* [Exercise details]: Reproduce the following records exactly from the line containing "Convert this chart to structured JSON data." onward, ending with the last line and including it.

* [Records to use]:

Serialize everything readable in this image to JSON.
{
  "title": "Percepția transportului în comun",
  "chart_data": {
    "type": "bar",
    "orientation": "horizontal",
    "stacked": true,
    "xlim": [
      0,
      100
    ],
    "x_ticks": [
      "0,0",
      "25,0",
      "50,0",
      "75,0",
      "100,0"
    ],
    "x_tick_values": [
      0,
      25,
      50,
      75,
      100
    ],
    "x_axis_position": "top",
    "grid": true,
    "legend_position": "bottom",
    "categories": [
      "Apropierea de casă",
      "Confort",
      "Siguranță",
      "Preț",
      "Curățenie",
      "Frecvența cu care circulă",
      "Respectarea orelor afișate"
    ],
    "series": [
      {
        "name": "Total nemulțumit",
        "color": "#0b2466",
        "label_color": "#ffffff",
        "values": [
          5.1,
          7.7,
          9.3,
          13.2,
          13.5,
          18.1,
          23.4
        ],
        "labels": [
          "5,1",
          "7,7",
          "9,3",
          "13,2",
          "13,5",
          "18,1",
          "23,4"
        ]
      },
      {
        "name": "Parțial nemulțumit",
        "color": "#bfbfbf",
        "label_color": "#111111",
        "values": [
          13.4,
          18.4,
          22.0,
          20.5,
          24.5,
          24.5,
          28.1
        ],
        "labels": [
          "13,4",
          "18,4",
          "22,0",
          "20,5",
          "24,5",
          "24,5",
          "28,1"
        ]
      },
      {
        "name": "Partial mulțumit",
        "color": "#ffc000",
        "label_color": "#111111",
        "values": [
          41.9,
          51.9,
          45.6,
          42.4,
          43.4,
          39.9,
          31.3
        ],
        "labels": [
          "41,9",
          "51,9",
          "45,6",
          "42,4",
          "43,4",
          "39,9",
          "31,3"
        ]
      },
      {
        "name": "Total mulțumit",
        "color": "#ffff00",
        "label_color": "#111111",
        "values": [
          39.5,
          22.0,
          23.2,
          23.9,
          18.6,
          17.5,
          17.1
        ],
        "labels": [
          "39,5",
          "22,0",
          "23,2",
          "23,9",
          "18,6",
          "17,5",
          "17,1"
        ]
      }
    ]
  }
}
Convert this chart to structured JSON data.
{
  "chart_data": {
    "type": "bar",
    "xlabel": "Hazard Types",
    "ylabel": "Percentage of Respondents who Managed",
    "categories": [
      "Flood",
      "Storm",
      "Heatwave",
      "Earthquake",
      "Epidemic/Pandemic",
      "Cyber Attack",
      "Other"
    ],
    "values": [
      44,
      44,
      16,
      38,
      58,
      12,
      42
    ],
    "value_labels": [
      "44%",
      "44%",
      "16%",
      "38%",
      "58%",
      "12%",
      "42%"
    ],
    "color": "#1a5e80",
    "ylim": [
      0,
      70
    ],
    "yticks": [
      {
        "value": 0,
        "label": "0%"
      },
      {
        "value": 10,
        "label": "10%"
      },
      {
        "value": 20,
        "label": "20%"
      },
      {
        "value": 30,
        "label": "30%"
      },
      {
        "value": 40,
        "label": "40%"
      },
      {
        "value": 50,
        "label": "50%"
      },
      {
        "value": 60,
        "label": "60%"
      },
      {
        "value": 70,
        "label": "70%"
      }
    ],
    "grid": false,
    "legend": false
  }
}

* [Result]:
Convert this chart to structured JSON data.
{
  "chart_data": {
    "type": "bar",
    "xlabel": "Hazard Types",
    "ylabel": "Percentage of Respondents who Managed",
    "categories": [
      "Flood",
      "Storm",
      "Heatwave",
      "Earthquake",
      "Epidemic/Pandemic",
      "Cyber Attack",
      "Other"
    ],
    "values": [
      44,
      44,
      16,
      38,
      58,
      12,
      42
    ],
    "value_labels": [
      "44%",
      "44%",
      "16%",
      "38%",
      "58%",
      "12%",
      "42%"
    ],
    "color": "#1a5e80",
    "ylim": [
      0,
      70
    ],
    "yticks": [
      {
        "value": 0,
        "label": "0%"
      },
      {
        "value": 10,
        "label": "10%"
      },
      {
        "value": 20,
        "label": "20%"
      },
      {
        "value": 30,
        "label": "30%"
      },
      {
        "value": 40,
        "label": "40%"
      },
      {
        "value": 50,
        "label": "50%"
      },
      {
        "value": 60,
        "label": "60%"
      },
      {
        "value": 70,
        "label": "70%"
      }
    ],
    "grid": false,
    "legend": false
  }
}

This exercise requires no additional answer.